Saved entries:
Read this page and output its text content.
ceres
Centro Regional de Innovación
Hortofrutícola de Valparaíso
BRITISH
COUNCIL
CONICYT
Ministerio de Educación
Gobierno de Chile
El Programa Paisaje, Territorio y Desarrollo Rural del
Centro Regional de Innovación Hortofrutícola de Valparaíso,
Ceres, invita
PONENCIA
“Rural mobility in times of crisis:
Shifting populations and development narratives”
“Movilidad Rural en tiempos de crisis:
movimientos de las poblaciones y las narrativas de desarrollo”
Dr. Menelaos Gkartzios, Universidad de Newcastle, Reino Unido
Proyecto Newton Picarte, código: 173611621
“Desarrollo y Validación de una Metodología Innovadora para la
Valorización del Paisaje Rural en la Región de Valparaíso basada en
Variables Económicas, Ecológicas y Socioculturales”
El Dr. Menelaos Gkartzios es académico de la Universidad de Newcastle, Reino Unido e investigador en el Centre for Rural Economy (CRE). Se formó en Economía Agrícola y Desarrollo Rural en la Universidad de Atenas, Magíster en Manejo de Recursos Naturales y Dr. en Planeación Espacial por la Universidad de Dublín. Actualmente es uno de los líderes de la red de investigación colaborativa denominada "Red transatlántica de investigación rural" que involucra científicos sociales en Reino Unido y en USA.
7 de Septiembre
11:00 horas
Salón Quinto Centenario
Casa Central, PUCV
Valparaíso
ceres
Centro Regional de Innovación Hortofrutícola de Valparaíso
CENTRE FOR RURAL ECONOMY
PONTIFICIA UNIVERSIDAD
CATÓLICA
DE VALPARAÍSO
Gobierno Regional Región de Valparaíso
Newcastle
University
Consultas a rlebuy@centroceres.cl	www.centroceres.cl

What you need to do: Copy all of the material word for word.

Solution to this exercise:
Read this page and output its text content.
ceres
Centro Regional de Innovación
Hortofrutícola de Valparaíso
BRITISH
COUNCIL
CONICYT
Ministerio de Educación
Gobierno de Chile
El Programa Paisaje, Territorio y Desarrollo Rural del
Centro Regional de Innovación Hortofrutícola de Valparaíso,
Ceres, invita
PONENCIA
“Rural mobility in times of crisis:
Shifting populations and development narratives”
“Movilidad Rural en tiempos de crisis:
movimientos de las poblaciones y las narrativas de desarrollo”
Dr. Menelaos Gkartzios, Universidad de Newcastle, Reino Unido
Proyecto Newton Picarte, código: 173611621
“Desarrollo y Validación de una Metodología Innovadora para la
Valorización del Paisaje Rural en la Región de Valparaíso basada en
Variables Económicas, Ecológicas y Socioculturales”
El Dr. Menelaos Gkartzios es académico de la Universidad de Newcastle, Reino Unido e investigador en el Centre for Rural Economy (CRE). Se formó en Economía Agrícola y Desarrollo Rural en la Universidad de Atenas, Magíster en Manejo de Recursos Naturales y Dr. en Planeación Espacial por la Universidad de Dublín. Actualmente es uno de los líderes de la red de investigación colaborativa denominada "Red transatlántica de investigación rural" que involucra científicos sociales en Reino Unido y en USA.
7 de Septiembre
11:00 horas
Salón Quinto Centenario
Casa Central, PUCV
Valparaíso
ceres
Centro Regional de Innovación Hortofrutícola de Valparaíso
CENTRE FOR RURAL ECONOMY
PONTIFICIA UNIVERSIDAD
CATÓLICA
DE VALPARAÍSO
Gobierno Regional Región de Valparaíso
Newcastle
University
Consultas a rlebuy@centroceres.cl	www.centroceres.cl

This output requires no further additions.